## LESETEXT
BepiColombo: Erneuter Vorbeiflug am Merkur Nur noch drei Jahre bis zum Orbiteinschuss
Nach einem Erdvorbeiflug, zwei Venusvorbeiflügen und zwei Merkurvorbeiflügen ist für BepiColombo ein weiterer Schnupperbesuch beim Zielplaneten geplant. Am 19. Juni fliegt der Satellit wieder am Merkur, dem sonnennächsten Planeten unseres Sonnensystems, vorbei. Mit dabei: Messtechnik aus dem Hause der TU Braunschweig.
Am Abend des 19. Juni 2023 wird die BepiColombo-Sonde ein entscheidendes Manöver durchführen: Sie wird sich auf 240 Kilometer an die Oberfläche des Merkur heranwagen und dabei zusätzlichen Schwung aufnehmen für den finalen Einschuss in den Orbit um Merkur im Jahr 2025. Während dieses Vorbeiflugs wird die Sonde das in Braunschweig entwickelte Magnetometer vom Institut für Geophysik und Extraterrestrische Physik (IGEP) einschalten, um das planetare Magnetfeld weiter zu vermessen.
Das Forschungsteam um Dr. Daniel Heyner, der am IGEP das Magnetometer-Team für den europäischen Satelliten leitet, wird dann in der Lage sein, eigene Daten aus der Merkurmagnetosphäre zu analysieren. Bislang wurde lediglich die nördliche Hemisphäre des Planeten im Rahmen der NASA-MESSENGER-Mission (2004-2015) magnetisch erforscht. Mit den Daten aus den ersten beiden Vorbeiflügen der BepiColombo-Sonde hoffen die Wissenschaftler*innen feststellen zu können, ob sich das Merkurmagnetfeld seit der partiellen Untersuchung durch die NASA-MESSENGER-Mission verändert hat.

## VORGEGEBENE EINTRÄGE
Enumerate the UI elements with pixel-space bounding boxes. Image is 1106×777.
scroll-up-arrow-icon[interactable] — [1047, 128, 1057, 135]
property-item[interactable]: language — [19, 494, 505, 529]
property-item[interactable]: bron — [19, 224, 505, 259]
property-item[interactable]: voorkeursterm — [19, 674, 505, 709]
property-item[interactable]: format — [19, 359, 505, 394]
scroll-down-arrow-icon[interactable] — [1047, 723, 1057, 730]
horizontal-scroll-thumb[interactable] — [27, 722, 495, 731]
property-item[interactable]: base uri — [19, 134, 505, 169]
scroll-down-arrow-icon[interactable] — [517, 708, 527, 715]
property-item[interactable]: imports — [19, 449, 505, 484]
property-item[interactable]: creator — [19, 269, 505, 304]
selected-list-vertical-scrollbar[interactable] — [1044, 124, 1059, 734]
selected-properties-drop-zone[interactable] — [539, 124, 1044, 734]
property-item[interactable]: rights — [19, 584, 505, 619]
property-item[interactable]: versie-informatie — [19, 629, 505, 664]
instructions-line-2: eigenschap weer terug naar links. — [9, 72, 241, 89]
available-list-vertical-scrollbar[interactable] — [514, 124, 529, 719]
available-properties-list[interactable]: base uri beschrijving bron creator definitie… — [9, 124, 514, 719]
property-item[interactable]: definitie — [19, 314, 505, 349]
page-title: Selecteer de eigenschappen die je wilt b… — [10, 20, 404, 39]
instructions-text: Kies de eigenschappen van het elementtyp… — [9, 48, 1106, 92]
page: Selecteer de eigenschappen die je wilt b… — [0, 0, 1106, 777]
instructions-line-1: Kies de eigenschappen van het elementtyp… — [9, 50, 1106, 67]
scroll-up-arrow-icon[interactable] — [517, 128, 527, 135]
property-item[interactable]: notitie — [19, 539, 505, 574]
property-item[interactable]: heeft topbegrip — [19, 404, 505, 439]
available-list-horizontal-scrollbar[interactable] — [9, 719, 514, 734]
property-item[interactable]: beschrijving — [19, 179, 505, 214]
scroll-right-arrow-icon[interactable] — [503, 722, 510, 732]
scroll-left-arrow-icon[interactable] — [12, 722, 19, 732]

## AUFGABEN UND ÜBUNGEN
**a.** Gib den Lesetext von „Das Forschungsteam um“ bis einschließlich „NASA-MESSENGER-Mission verändert hat.“ wortgetreu wieder.
**b.** Wie nah kommt die Sonde laut Lesetext am 19. Juni 2023 an die Oberfläche des Merkur heran?
Die Zeilen haben mit dem Lesetext nichts zu tun.

## LÖSUNGEN
**a.**
Das Forschungsteam um Dr. Daniel Heyner, der am IGEP das Magnetometer-Team für den europäischen Satelliten leitet, wird dann in der Lage sein, eigene Daten aus der Merkurmagnetosphäre zu analysieren. Bislang wurde lediglich die nördliche Hemisphäre des Planeten im Rahmen der NASA-MESSENGER-Mission (2004-2015) magnetisch erforscht. Mit den Daten aus den ersten beiden Vorbeiflügen der BepiColombo-Sonde hoffen die Wissenschaftler*innen feststellen zu können, ob sich das Merkurmagnetfeld seit der partiellen Untersuchung durch die NASA-MESSENGER-Mission verändert hat.

**b.** Bis auf 240 Kilometer.